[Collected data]

□ □ □

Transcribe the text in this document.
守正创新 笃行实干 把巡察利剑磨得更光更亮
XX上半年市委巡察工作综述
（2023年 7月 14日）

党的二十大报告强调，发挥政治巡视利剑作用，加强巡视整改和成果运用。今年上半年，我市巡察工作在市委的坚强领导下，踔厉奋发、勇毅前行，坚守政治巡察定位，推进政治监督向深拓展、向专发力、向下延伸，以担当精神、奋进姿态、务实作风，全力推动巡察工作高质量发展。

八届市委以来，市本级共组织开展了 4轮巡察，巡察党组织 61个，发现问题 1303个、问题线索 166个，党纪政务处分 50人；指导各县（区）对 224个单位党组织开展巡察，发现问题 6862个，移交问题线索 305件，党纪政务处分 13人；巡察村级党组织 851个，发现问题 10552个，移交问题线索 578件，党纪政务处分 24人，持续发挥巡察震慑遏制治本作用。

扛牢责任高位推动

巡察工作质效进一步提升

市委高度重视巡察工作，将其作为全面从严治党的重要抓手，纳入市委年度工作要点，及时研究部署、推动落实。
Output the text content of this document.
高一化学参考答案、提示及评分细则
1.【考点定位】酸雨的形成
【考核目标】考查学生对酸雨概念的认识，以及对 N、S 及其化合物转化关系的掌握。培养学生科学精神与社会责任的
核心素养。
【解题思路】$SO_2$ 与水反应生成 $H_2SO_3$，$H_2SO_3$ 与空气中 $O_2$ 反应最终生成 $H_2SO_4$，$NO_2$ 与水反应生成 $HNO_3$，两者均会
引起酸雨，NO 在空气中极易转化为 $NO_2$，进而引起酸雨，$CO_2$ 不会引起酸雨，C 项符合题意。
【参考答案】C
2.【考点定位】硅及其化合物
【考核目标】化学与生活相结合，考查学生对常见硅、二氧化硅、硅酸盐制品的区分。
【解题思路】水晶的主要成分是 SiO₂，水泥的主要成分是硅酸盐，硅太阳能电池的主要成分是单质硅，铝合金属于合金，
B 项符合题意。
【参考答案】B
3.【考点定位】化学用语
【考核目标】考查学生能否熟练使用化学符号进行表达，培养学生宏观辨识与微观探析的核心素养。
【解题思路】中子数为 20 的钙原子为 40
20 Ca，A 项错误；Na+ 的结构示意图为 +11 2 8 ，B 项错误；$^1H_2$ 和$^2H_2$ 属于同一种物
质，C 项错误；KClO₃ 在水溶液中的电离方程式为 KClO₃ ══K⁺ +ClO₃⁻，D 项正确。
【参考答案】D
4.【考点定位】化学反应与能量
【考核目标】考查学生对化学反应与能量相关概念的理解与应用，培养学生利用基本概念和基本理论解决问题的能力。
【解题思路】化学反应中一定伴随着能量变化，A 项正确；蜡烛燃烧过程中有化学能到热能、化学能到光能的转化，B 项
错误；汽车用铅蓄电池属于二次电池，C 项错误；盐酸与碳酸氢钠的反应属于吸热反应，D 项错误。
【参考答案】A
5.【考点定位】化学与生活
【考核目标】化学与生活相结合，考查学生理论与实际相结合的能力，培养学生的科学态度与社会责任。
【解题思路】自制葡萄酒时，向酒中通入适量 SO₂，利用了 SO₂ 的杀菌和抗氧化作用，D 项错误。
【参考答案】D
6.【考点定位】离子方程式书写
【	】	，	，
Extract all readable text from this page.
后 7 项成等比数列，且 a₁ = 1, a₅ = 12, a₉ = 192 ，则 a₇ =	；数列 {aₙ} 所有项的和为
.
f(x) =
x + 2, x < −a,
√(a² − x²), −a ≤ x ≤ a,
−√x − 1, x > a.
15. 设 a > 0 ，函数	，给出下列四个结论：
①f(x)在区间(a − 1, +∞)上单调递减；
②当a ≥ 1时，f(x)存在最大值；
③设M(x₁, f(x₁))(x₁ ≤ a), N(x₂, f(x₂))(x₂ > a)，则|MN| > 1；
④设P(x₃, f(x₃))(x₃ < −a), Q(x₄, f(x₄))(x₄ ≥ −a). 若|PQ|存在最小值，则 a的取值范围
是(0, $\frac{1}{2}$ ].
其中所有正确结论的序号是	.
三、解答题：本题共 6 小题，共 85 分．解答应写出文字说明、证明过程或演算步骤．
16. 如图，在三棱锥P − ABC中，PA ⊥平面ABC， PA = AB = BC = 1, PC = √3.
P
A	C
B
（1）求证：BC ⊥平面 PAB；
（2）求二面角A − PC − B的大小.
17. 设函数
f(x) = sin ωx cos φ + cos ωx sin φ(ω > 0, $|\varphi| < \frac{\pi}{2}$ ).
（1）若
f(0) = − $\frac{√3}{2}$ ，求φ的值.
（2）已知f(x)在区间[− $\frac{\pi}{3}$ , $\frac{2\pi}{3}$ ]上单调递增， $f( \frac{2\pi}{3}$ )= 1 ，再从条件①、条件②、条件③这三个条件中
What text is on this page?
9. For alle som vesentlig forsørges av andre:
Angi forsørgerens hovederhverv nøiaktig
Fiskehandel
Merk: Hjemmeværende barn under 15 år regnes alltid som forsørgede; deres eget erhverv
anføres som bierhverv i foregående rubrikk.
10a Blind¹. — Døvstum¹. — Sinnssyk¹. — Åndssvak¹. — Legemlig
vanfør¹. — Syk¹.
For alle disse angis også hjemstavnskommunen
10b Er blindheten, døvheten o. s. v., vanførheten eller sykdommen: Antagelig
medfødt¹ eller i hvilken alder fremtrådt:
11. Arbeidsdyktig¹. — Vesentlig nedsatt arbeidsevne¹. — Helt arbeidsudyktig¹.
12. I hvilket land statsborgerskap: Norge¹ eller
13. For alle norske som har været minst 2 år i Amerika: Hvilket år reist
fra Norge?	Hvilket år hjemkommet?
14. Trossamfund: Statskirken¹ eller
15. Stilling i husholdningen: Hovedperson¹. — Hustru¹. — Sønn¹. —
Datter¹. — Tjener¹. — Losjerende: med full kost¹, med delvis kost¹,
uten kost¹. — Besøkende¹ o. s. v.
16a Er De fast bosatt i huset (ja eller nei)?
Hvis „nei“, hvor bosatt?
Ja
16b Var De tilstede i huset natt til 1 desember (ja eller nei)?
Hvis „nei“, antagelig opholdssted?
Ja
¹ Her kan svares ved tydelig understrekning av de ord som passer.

□ □ □

Set exercise → Restate the listing above word for word.

Exercise answer →
Transcribe the text in this document.
守正创新 笃行实干 把巡察利剑磨得更光更亮
XX上半年市委巡察工作综述
（2023年 7月 14日）

党的二十大报告强调，发挥政治巡视利剑作用，加强巡视整改和成果运用。今年上半年，我市巡察工作在市委的坚强领导下，踔厉奋发、勇毅前行，坚守政治巡察定位，推进政治监督向深拓展、向专发力、向下延伸，以担当精神、奋进姿态、务实作风，全力推动巡察工作高质量发展。

八届市委以来，市本级共组织开展了 4轮巡察，巡察党组织 61个，发现问题 1303个、问题线索 166个，党纪政务处分 50人；指导各县（区）对 224个单位党组织开展巡察，发现问题 6862个，移交问题线索 305件，党纪政务处分 13人；巡察村级党组织 851个，发现问题 10552个，移交问题线索 578件，党纪政务处分 24人，持续发挥巡察震慑遏制治本作用。

扛牢责任高位推动

巡察工作质效进一步提升

市委高度重视巡察工作，将其作为全面从严治党的重要抓手，纳入市委年度工作要点，及时研究部署、推动落实。
Output the text content of this document.
高一化学参考答案、提示及评分细则
1.【考点定位】酸雨的形成
【考核目标】考查学生对酸雨概念的认识，以及对 N、S 及其化合物转化关系的掌握。培养学生科学精神与社会责任的
核心素养。
【解题思路】$SO_2$ 与水反应生成 $H_2SO_3$，$H_2SO_3$ 与空气中 $O_2$ 反应最终生成 $H_2SO_4$，$NO_2$ 与水反应生成 $HNO_3$，两者均会
引起酸雨，NO 在空气中极易转化为 $NO_2$，进而引起酸雨，$CO_2$ 不会引起酸雨，C 项符合题意。
【参考答案】C
2.【考点定位】硅及其化合物
【考核目标】化学与生活相结合，考查学生对常见硅、二氧化硅、硅酸盐制品的区分。
【解题思路】水晶的主要成分是 SiO₂，水泥的主要成分是硅酸盐，硅太阳能电池的主要成分是单质硅，铝合金属于合金，
B 项符合题意。
【参考答案】B
3.【考点定位】化学用语
【考核目标】考查学生能否熟练使用化学符号进行表达，培养学生宏观辨识与微观探析的核心素养。
【解题思路】中子数为 20 的钙原子为 40
20 Ca，A 项错误；Na+ 的结构示意图为 +11 2 8 ，B 项错误；$^1H_2$ 和$^2H_2$ 属于同一种物
质，C 项错误；KClO₃ 在水溶液中的电离方程式为 KClO₃ ══K⁺ +ClO₃⁻，D 项正确。
【参考答案】D
4.【考点定位】化学反应与能量
【考核目标】考查学生对化学反应与能量相关概念的理解与应用，培养学生利用基本概念和基本理论解决问题的能力。
【解题思路】化学反应中一定伴随着能量变化，A 项正确；蜡烛燃烧过程中有化学能到热能、化学能到光能的转化，B 项
错误；汽车用铅蓄电池属于二次电池，C 项错误；盐酸与碳酸氢钠的反应属于吸热反应，D 项错误。
【参考答案】A
5.【考点定位】化学与生活
【考核目标】化学与生活相结合，考查学生理论与实际相结合的能力，培养学生的科学态度与社会责任。
【解题思路】自制葡萄酒时，向酒中通入适量 SO₂，利用了 SO₂ 的杀菌和抗氧化作用，D 项错误。
【参考答案】D
6.【考点定位】离子方程式书写
【	】	，	，
Extract all readable text from this page.
后 7 项成等比数列，且 a₁ = 1, a₅ = 12, a₉ = 192 ，则 a₇ =	；数列 {aₙ} 所有项的和为
.
f(x) =
x + 2, x < −a,
√(a² − x²), −a ≤ x ≤ a,
−√x − 1, x > a.
15. 设 a > 0 ，函数	，给出下列四个结论：
①f(x)在区间(a − 1, +∞)上单调递减；
②当a ≥ 1时，f(x)存在最大值；
③设M(x₁, f(x₁))(x₁ ≤ a), N(x₂, f(x₂))(x₂ > a)，则|MN| > 1；
④设P(x₃, f(x₃))(x₃ < −a), Q(x₄, f(x₄))(x₄ ≥ −a). 若|PQ|存在最小值，则 a的取值范围
是(0, $\frac{1}{2}$ ].
其中所有正确结论的序号是	.
三、解答题：本题共 6 小题，共 85 分．解答应写出文字说明、证明过程或演算步骤．
16. 如图，在三棱锥P − ABC中，PA ⊥平面ABC， PA = AB = BC = 1, PC = √3.
P
A	C
B
（1）求证：BC ⊥平面 PAB；
（2）求二面角A − PC − B的大小.
17. 设函数
f(x) = sin ωx cos φ + cos ωx sin φ(ω > 0, $|\varphi| < \frac{\pi}{2}$ ).
（1）若
f(0) = − $\frac{√3}{2}$ ，求φ的值.
（2）已知f(x)在区间[− $\frac{\pi}{3}$ , $\frac{2\pi}{3}$ ]上单调递增， $f( \frac{2\pi}{3}$ )= 1 ，再从条件①、条件②、条件③这三个条件中
What text is on this page?
9. For alle som vesentlig forsørges av andre:
Angi forsørgerens hovederhverv nøiaktig
Fiskehandel
Merk: Hjemmeværende barn under 15 år regnes alltid som forsørgede; deres eget erhverv
anføres som bierhverv i foregående rubrikk.
10a Blind¹. — Døvstum¹. — Sinnssyk¹. — Åndssvak¹. — Legemlig
vanfør¹. — Syk¹.
For alle disse angis også hjemstavnskommunen
10b Er blindheten, døvheten o. s. v., vanførheten eller sykdommen: Antagelig
medfødt¹ eller i hvilken alder fremtrådt:
11. Arbeidsdyktig¹. — Vesentlig nedsatt arbeidsevne¹. — Helt arbeidsudyktig¹.
12. I hvilket land statsborgerskap: Norge¹ eller
13. For alle norske som har været minst 2 år i Amerika: Hvilket år reist
fra Norge?	Hvilket år hjemkommet?
14. Trossamfund: Statskirken¹ eller
15. Stilling i husholdningen: Hovedperson¹. — Hustru¹. — Sønn¹. —
Datter¹. — Tjener¹. — Losjerende: med full kost¹, med delvis kost¹,
uten kost¹. — Besøkende¹ o. s. v.
16a Er De fast bosatt i huset (ja eller nei)?
Hvis „nei“, hvor bosatt?
Ja
16b Var De tilstede i huset natt til 1 desember (ja eller nei)?
Hvis „nei“, antagelig opholdssted?
Ja
¹ Her kan svares ved tydelig understrekning av de ord som passer.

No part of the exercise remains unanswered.